-- Begin Task material --
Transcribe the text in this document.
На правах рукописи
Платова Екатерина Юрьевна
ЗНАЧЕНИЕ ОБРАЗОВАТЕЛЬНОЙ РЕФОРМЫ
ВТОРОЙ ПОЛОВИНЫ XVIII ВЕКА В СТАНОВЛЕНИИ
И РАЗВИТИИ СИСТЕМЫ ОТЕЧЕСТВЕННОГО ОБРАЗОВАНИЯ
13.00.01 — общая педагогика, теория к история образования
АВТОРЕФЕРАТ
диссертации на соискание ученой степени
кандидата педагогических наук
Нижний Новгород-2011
-- End Task material --
Every entry needs to be retyped exactly.

**Answer for the task:**
Transcribe the text in this document.
На правах рукописи
Платова Екатерина Юрьевна
ЗНАЧЕНИЕ ОБРАЗОВАТЕЛЬНОЙ РЕФОРМЫ
ВТОРОЙ ПОЛОВИНЫ XVIII ВЕКА В СТАНОВЛЕНИИ
И РАЗВИТИИ СИСТЕМЫ ОТЕЧЕСТВЕННОГО ОБРАЗОВАНИЯ
13.00.01 — общая педагогика, теория к история образования
АВТОРЕФЕРАТ
диссертации на соискание ученой степени
кандидата педагогических наук
Нижний Новгород-2011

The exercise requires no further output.